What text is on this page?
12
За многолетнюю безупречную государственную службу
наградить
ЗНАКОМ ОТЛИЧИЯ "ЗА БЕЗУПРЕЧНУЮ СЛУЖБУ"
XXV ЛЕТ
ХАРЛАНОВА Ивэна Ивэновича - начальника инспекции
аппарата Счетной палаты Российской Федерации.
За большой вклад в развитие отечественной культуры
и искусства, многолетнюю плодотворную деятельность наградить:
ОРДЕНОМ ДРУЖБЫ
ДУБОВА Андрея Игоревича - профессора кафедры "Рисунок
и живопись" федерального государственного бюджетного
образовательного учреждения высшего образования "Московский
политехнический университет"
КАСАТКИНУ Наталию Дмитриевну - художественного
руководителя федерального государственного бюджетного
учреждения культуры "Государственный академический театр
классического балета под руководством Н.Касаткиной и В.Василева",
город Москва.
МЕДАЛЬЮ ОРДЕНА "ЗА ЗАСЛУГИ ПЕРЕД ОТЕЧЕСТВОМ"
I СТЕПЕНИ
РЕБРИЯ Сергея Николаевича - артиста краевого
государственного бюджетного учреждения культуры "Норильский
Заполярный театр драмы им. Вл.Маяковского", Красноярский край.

Task to complete
Copy each record from above exactly, and include every line.

Response for this exercise
What text is on this page?
12
За многолетнюю безупречную государственную службу
наградить
ЗНАКОМ ОТЛИЧИЯ "ЗА БЕЗУПРЕЧНУЮ СЛУЖБУ"
XXV ЛЕТ
ХАРЛАНОВА Ивэна Ивэновича - начальника инспекции
аппарата Счетной палаты Российской Федерации.
За большой вклад в развитие отечественной культуры
и искусства, многолетнюю плодотворную деятельность наградить:
ОРДЕНОМ ДРУЖБЫ
ДУБОВА Андрея Игоревича - профессора кафедры "Рисунок
и живопись" федерального государственного бюджетного
образовательного учреждения высшего образования "Московский
политехнический университет"
КАСАТКИНУ Наталию Дмитриевну - художественного
руководителя федерального государственного бюджетного
учреждения культуры "Государственный академический театр
классического балета под руководством Н.Касаткиной и В.Василева",
город Москва.
МЕДАЛЬЮ ОРДЕНА "ЗА ЗАСЛУГИ ПЕРЕД ОТЕЧЕСТВОМ"
I СТЕПЕНИ
РЕБРИЯ Сергея Николаевича - артиста краевого
государственного бюджетного учреждения культуры "Норильский
Заполярный театр драмы им. Вл.Маяковского", Красноярский край.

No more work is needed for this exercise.